DIRECTIONS FOR THIS TASK:
Search the material and gather each line with "komórki" in it.

DATA LISTING:
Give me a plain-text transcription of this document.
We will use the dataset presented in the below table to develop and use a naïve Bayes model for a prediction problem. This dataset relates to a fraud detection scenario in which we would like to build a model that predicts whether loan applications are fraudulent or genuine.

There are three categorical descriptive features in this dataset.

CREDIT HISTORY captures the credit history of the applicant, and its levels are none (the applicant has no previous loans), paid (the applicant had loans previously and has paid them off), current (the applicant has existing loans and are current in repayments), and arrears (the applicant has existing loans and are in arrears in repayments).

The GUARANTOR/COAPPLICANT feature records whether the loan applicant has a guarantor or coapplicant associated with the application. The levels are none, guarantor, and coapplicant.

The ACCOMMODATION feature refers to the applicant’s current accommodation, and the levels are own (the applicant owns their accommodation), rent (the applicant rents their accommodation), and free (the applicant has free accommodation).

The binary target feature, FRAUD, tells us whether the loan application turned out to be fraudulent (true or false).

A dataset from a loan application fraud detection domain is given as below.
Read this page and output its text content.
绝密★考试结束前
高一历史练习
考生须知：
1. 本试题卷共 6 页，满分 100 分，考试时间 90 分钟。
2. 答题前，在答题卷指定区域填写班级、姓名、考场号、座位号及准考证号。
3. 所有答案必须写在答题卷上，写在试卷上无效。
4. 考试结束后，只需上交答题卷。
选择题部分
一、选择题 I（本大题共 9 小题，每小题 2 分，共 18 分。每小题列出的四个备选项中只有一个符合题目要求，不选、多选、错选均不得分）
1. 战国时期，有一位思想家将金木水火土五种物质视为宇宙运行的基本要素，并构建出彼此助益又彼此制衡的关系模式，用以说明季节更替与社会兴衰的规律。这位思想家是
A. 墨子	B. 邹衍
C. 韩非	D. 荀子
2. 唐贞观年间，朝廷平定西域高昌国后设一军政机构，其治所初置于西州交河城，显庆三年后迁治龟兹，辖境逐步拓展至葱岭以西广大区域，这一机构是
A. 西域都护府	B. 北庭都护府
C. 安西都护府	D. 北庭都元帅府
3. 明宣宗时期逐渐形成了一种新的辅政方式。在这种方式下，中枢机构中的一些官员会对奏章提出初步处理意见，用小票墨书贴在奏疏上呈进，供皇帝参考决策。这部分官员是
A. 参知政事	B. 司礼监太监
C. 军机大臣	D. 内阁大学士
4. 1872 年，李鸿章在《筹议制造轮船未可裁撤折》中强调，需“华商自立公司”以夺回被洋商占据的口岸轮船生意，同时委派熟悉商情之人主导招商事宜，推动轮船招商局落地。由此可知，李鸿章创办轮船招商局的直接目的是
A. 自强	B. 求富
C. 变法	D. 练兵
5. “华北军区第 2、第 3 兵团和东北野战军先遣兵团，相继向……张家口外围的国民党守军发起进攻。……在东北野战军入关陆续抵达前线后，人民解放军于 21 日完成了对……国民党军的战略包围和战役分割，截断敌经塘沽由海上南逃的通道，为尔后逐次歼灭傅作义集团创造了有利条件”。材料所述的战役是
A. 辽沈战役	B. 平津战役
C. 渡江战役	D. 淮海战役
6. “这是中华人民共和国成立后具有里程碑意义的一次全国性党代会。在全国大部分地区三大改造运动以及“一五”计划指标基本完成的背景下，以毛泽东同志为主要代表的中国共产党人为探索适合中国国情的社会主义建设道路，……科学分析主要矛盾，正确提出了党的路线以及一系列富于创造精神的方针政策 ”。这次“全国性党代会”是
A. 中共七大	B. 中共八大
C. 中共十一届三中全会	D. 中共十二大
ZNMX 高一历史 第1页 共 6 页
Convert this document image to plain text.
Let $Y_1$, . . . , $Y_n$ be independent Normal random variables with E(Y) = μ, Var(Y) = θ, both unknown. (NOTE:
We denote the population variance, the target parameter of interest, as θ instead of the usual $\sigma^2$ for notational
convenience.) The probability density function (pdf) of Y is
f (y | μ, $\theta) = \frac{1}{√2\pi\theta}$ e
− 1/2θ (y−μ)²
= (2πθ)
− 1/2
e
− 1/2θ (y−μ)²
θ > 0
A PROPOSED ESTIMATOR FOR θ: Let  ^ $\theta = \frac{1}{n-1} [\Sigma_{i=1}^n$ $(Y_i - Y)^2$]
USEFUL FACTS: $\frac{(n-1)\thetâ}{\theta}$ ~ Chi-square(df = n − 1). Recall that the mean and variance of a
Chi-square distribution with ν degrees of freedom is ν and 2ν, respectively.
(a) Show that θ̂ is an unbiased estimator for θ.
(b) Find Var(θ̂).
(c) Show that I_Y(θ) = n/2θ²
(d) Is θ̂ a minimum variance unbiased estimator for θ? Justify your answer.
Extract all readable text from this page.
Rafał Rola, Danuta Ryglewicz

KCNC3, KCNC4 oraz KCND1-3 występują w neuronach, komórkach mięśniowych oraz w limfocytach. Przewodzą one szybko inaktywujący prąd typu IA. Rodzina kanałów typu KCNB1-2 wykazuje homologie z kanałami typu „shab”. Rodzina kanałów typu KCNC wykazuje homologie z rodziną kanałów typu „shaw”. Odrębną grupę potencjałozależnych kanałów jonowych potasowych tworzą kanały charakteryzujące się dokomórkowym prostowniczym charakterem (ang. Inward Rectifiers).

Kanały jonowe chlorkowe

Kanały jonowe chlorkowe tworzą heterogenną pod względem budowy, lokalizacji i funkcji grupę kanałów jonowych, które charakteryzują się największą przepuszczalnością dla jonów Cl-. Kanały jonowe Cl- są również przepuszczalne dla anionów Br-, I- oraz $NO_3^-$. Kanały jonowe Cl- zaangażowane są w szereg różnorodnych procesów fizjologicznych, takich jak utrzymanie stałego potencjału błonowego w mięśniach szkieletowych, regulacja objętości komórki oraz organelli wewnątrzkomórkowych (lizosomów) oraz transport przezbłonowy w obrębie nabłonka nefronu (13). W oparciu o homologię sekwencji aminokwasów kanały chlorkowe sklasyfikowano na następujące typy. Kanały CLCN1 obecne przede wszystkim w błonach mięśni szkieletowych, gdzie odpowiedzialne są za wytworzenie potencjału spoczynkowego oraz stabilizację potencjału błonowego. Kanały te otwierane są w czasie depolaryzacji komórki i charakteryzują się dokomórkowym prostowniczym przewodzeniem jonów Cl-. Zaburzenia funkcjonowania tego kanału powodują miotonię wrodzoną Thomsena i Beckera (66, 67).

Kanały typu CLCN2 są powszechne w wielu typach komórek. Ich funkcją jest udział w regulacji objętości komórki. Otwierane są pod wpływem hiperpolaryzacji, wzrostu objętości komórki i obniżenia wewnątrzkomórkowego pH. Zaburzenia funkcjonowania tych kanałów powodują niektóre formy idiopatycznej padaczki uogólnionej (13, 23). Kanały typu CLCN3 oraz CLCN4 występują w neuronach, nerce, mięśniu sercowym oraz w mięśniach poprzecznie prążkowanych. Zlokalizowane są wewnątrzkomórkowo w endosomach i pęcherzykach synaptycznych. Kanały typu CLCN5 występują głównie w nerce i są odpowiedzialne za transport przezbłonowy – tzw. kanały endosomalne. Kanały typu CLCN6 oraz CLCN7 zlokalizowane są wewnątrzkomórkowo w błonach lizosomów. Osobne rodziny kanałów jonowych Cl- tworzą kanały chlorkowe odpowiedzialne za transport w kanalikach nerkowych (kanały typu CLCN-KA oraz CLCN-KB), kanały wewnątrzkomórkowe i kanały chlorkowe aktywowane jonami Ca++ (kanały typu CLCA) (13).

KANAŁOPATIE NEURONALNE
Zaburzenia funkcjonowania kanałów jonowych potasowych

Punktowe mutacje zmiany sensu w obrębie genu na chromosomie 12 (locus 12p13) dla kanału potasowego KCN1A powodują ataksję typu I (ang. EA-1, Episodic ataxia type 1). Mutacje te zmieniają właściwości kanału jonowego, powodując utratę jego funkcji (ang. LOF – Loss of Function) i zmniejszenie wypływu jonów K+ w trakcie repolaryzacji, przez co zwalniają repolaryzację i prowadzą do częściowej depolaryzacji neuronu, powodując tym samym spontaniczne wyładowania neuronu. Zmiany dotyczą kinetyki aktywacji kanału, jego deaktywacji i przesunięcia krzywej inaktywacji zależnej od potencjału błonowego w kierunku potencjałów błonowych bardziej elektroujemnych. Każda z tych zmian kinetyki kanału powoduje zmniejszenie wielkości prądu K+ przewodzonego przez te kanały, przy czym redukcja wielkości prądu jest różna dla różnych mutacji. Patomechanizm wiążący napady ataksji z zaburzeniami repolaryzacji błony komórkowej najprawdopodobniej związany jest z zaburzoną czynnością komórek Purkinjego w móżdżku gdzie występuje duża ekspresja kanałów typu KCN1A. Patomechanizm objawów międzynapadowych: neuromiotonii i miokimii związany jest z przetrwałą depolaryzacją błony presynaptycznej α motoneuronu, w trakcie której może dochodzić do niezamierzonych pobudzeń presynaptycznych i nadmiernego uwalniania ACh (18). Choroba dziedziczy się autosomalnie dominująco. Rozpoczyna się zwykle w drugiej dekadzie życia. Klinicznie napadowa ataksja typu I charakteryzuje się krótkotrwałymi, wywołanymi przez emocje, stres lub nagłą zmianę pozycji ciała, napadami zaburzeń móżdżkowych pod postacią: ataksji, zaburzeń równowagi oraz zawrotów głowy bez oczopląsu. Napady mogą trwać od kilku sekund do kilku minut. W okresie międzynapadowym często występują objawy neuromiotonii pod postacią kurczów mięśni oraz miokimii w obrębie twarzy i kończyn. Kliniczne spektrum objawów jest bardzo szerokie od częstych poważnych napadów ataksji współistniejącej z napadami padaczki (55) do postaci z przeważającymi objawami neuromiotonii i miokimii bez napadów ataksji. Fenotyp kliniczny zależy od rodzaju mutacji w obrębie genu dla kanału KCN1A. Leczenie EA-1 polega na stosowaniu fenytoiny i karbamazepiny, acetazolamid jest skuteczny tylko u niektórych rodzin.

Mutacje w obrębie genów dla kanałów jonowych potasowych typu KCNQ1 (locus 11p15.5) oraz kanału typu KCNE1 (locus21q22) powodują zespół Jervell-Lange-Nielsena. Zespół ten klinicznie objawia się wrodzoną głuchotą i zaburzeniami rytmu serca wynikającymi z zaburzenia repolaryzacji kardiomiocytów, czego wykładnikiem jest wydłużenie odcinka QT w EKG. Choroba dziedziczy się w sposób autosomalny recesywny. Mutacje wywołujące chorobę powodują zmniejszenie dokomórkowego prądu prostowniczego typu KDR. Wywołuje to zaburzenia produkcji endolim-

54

REPLY:
Kanały jonowe chlorkowe tworzą heterogenną pod względem budowy, lokalizacji i funkcji grupę kanałów jonowych, które charakteryzują się największą przepuszczalnością dla jonów Cl-. Kanały jonowe Cl- są również przepuszczalne dla anionów Br-, I- oraz $NO_3^-$. Kanały jonowe Cl- zaangażowane są w szereg różnorodnych procesów fizjologicznych, takich jak utrzymanie stałego potencjału błonowego w mięśniach szkieletowych, regulacja objętości komórki oraz organelli wewnątrzkomórkowych (lizosomów) oraz transport przezbłonowy w obrębie nabłonka nefronu (13). W oparciu o homologię sekwencji aminokwasów kanały chlorkowe sklasyfikowano na następujące typy. Kanały CLCN1 obecne przede wszystkim w błonach mięśni szkieletowych, gdzie odpowiedzialne są za wytworzenie potencjału spoczynkowego oraz stabilizację potencjału błonowego. Kanały te otwierane są w czasie depolaryzacji komórki i charakteryzują się dokomórkowym prostowniczym przewodzeniem jonów Cl-. Zaburzenia funkcjonowania tego kanału powodują miotonię wrodzoną Thomsena i Beckera (66, 67).
Kanały typu CLCN2 są powszechne w wielu typach komórek. Ich funkcją jest udział w regulacji objętości komórki. Otwierane są pod wpływem hiperpolaryzacji, wzrostu objętości komórki i obniżenia wewnątrzkomórkowego pH. Zaburzenia funkcjonowania tych kanałów powodują niektóre formy idiopatycznej padaczki uogólnionej (13, 23). Kanały typu CLCN3 oraz CLCN4 występują w neuronach, nerce, mięśniu sercowym oraz w mięśniach poprzecznie prążkowanych. Zlokalizowane są wewnątrzkomórkowo w endosomach i pęcherzykach synaptycznych. Kanały typu CLCN5 występują głównie w nerce i są odpowiedzialne za transport przezbłonowy – tzw. kanały endosomalne. Kanały typu CLCN6 oraz CLCN7 zlokalizowane są wewnątrzkomórkowo w błonach lizosomów. Osobne rodziny kanałów jonowych Cl- tworzą kanały chlorkowe odpowiedzialne za transport w kanalikach nerkowych (kanały typu CLCN-KA oraz CLCN-KB), kanały wewnątrzkomórkowe i kanały chlorkowe aktywowane jonami Ca++ (kanały typu CLCA) (13).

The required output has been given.